Data supplied:
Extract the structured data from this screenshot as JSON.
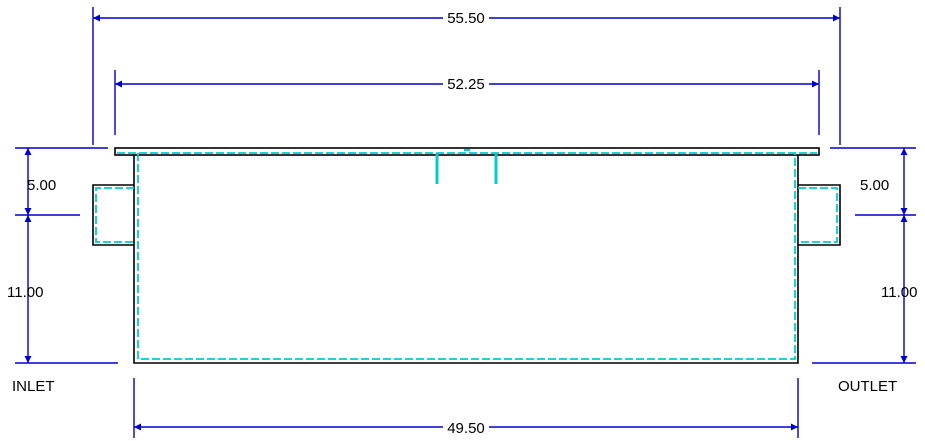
{
  "dimensions": {
    "overall_width": "55.50",
    "flange_width": "52.25",
    "body_width": "49.50",
    "inlet_top_offset": "5.00",
    "outlet_top_offset": "5.00",
    "inlet_height": "11.00",
    "outlet_height": "11.00"
  },
  "labels": {
    "inlet": "INLET",
    "outlet": "OUTLET"
  },
  "colors": {
    "dimension": "#0000cc",
    "outline": "#000000",
    "hidden": "#00cccc",
    "background": "#ffffff"
  }
}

Directive: Pictures appear in the records above. Output everything except them, exactly.

Response:
Extract the structured data from this screenshot as JSON.
{
  "dimensions": {
    "overall_width": "55.50",
    "flange_width": "52.25",
    "body_width": "49.50",
    "inlet_top_offset": "5.00",
    "outlet_top_offset": "5.00",
    "inlet_height": "11.00",
    "outlet_height": "11.00"
  },
  "labels": {
    "inlet": "INLET",
    "outlet": "OUTLET"
  },
  "colors": {
    "dimension": "#0000cc",
    "outline": "#000000",
    "hidden": "#00cccc",
    "background": "#ffffff"
  }
}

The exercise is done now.